◆ **INPUT FOR THIS TASK**:
"""
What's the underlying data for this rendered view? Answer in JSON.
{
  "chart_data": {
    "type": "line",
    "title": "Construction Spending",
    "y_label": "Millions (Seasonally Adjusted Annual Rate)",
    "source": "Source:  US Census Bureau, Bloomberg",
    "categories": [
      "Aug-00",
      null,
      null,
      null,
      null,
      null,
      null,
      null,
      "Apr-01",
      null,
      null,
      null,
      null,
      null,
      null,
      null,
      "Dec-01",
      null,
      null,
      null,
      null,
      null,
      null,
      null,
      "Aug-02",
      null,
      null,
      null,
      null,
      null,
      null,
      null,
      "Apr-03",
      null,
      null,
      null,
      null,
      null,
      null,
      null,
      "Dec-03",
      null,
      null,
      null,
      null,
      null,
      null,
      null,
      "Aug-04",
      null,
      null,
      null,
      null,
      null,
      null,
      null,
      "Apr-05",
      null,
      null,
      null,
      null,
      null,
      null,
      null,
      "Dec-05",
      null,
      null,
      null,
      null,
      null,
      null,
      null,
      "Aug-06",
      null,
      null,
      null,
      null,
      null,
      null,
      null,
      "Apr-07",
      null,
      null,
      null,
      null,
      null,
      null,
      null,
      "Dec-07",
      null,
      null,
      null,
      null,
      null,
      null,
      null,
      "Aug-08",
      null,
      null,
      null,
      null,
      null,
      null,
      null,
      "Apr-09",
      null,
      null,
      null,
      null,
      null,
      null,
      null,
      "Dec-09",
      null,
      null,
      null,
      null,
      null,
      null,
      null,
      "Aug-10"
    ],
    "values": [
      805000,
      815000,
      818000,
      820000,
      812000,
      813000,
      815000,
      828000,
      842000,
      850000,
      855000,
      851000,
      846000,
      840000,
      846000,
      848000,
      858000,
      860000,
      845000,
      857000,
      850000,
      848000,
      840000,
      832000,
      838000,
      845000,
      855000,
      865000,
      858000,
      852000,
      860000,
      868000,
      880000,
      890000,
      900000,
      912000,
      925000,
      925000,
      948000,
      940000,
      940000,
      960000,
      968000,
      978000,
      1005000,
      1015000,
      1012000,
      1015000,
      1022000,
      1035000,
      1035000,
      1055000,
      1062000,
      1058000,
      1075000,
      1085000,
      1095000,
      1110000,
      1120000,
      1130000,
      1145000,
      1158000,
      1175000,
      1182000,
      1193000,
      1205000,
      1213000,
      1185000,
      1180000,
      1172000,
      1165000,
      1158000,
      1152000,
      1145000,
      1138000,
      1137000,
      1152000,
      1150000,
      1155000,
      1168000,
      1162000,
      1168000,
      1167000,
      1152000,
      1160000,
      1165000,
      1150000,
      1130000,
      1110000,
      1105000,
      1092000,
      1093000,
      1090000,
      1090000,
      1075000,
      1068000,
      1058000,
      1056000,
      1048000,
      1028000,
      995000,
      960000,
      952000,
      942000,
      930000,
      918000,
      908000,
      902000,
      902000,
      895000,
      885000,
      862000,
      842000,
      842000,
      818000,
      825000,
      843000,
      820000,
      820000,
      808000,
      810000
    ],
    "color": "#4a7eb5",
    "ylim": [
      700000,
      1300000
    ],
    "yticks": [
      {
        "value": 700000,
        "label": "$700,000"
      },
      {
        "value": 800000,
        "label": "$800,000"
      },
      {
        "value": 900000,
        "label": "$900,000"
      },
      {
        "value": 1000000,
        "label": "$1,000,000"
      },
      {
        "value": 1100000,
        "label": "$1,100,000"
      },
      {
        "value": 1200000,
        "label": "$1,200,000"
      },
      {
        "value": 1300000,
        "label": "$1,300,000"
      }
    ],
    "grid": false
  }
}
"""
"""
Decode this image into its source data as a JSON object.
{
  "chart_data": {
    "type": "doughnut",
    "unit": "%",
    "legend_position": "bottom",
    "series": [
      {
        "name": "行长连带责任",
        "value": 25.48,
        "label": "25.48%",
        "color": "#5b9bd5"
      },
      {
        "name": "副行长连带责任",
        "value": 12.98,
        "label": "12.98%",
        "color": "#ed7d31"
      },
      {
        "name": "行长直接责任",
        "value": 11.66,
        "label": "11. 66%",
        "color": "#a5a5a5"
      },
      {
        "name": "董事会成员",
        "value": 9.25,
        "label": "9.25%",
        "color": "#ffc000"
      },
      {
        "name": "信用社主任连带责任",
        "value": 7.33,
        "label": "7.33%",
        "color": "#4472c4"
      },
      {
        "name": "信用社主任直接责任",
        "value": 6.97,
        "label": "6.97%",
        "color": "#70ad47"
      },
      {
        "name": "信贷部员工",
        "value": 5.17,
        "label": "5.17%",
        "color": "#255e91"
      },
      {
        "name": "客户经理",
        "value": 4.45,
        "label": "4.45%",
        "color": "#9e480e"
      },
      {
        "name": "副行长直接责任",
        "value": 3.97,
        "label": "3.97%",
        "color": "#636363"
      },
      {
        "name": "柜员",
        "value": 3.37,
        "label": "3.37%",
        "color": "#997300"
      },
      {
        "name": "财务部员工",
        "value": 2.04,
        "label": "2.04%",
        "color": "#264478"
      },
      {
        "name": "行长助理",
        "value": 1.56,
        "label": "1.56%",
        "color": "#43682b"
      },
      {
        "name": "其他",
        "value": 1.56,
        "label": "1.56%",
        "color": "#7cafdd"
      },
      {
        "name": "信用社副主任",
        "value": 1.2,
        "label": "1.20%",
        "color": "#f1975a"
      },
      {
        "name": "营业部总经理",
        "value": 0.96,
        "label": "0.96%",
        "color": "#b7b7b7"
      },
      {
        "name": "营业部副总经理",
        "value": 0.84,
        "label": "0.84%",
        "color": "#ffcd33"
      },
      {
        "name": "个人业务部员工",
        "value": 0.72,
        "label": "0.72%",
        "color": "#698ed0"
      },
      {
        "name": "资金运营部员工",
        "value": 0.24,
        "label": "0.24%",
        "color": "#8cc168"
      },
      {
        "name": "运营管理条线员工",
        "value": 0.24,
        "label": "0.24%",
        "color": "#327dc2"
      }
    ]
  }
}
"""
◆ **DIRECTIVE**:
How many lines in the records above contain the word "JSON"? Reply with the number and nothing more.

◆ **COMPLETE OUTPUT**:
2